### [What is expected]
Select every line in the rows below that contains the word "Events", and copy each one out in full.
◇ ◇ ◇ ◇
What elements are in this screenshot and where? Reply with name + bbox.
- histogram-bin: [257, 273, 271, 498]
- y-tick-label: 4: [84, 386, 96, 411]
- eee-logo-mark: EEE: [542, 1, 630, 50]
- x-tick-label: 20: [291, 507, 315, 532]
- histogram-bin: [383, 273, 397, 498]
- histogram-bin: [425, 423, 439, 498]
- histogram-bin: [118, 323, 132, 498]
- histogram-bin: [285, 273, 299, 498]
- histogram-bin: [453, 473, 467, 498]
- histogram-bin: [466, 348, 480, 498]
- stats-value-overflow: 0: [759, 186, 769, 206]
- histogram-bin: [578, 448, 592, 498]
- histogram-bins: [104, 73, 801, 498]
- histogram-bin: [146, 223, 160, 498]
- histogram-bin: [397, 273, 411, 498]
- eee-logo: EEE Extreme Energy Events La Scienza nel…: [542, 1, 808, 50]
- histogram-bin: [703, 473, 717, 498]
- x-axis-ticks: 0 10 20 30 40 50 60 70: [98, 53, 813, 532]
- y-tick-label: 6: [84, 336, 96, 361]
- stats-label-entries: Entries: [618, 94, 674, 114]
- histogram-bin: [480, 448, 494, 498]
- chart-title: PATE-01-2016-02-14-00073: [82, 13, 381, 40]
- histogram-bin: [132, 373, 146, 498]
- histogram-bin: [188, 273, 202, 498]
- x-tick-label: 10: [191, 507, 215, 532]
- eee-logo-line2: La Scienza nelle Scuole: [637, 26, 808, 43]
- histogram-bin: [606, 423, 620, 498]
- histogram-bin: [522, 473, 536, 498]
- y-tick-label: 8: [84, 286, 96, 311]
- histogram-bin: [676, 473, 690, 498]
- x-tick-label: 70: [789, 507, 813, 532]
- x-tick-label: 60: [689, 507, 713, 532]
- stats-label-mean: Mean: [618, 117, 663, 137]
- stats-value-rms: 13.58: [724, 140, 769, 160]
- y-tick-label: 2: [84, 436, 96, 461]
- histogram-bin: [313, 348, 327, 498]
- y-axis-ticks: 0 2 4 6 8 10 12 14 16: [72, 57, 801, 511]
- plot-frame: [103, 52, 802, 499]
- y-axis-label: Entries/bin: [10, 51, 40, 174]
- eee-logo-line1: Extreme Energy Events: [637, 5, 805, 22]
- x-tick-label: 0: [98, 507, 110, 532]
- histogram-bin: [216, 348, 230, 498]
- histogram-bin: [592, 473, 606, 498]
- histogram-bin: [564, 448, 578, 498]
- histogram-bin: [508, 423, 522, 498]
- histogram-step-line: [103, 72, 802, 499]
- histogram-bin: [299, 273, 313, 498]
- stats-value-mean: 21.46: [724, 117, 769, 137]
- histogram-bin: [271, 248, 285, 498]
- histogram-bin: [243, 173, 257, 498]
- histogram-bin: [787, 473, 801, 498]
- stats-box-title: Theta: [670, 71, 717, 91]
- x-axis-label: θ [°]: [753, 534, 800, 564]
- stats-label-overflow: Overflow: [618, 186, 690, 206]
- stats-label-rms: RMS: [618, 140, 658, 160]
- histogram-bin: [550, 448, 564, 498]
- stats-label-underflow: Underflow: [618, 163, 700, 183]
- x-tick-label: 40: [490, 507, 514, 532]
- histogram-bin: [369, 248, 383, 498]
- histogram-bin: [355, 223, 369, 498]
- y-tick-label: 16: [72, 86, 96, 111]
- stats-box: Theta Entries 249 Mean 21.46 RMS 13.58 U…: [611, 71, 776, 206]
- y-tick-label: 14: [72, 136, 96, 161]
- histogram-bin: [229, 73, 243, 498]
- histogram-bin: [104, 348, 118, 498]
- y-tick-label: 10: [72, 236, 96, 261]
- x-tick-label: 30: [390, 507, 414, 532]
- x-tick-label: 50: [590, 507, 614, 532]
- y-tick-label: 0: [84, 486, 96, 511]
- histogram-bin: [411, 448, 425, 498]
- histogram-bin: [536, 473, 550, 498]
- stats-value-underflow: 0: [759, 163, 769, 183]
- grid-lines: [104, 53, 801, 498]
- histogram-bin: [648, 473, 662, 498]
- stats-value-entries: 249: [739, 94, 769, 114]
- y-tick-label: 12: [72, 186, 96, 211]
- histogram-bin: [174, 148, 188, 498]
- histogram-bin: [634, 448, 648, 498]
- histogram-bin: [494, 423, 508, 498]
◇ ◇ ◇ ◇
### [Result for this task]
- eee-logo: EEE Extreme Energy Events La Scienza nel…: [542, 1, 808, 50]
- eee-logo-line1: Extreme Energy Events: [637, 5, 805, 22]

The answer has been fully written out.